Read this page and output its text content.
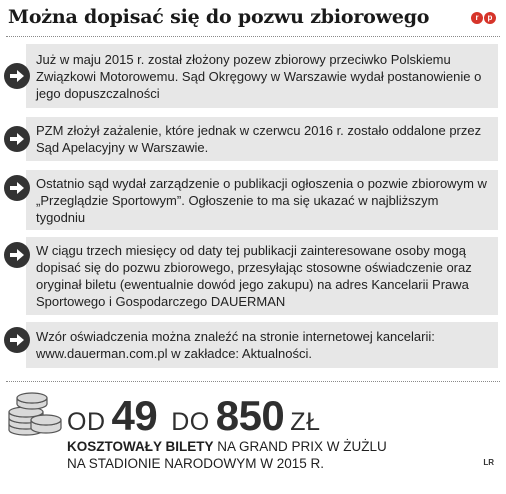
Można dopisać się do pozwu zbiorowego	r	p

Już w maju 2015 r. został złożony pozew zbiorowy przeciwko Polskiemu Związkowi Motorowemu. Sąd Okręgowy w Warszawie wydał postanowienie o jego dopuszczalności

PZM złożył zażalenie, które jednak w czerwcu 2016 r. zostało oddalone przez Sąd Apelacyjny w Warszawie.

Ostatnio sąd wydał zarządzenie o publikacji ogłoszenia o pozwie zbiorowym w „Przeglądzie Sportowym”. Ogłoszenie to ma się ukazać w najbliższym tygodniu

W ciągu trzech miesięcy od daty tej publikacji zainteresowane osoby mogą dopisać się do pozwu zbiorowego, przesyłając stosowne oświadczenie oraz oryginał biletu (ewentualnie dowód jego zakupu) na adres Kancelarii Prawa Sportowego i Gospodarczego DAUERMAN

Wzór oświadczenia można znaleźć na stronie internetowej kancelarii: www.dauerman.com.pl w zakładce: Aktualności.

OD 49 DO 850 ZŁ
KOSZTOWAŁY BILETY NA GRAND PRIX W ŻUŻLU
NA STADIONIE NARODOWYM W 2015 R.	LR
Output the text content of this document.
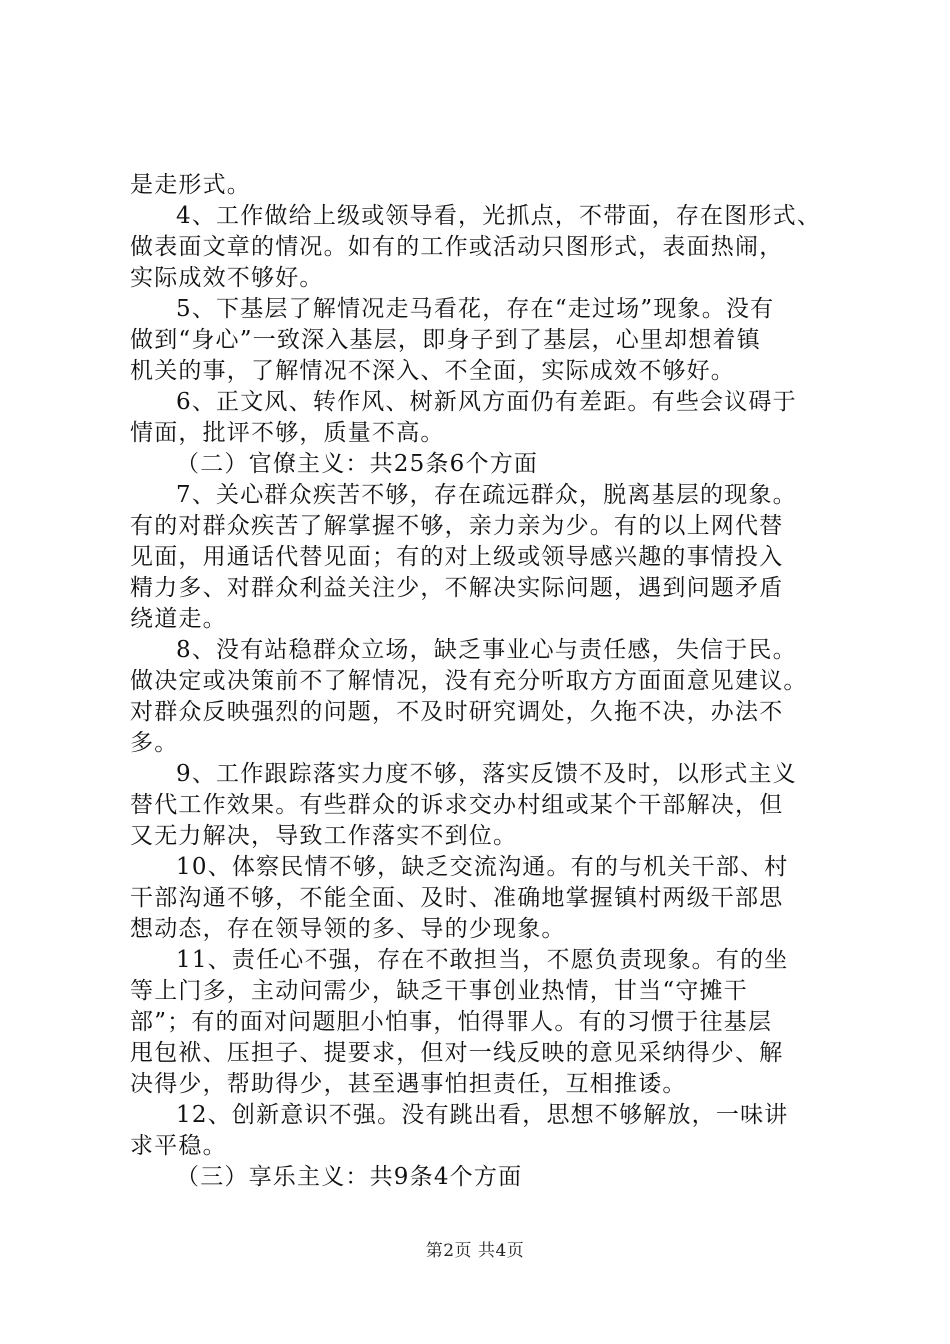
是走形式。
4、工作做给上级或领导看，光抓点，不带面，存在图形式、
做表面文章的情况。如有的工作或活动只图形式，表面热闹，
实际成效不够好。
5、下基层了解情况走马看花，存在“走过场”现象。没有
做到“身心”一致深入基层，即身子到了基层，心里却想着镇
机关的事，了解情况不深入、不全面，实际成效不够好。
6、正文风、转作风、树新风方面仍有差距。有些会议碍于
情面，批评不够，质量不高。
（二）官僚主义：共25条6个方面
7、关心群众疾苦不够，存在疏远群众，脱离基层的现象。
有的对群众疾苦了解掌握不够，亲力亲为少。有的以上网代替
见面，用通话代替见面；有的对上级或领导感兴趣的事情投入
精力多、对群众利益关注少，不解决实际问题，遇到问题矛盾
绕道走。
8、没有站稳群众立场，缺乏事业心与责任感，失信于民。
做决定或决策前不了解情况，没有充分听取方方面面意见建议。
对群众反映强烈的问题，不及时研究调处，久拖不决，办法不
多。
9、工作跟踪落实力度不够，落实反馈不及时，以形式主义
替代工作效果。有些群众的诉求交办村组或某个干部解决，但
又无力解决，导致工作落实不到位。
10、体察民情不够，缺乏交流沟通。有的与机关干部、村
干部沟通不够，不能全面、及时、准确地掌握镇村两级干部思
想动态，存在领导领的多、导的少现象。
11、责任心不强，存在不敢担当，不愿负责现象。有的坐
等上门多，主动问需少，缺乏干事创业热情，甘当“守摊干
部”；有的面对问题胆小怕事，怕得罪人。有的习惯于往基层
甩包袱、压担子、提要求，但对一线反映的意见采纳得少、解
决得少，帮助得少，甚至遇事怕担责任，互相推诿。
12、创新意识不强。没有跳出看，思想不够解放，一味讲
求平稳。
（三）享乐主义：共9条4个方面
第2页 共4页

# # # #

[Aim of the exercise]:
Determine how many lines include the string "publikacji". Give no answer but the number.

[Solved problem]:
2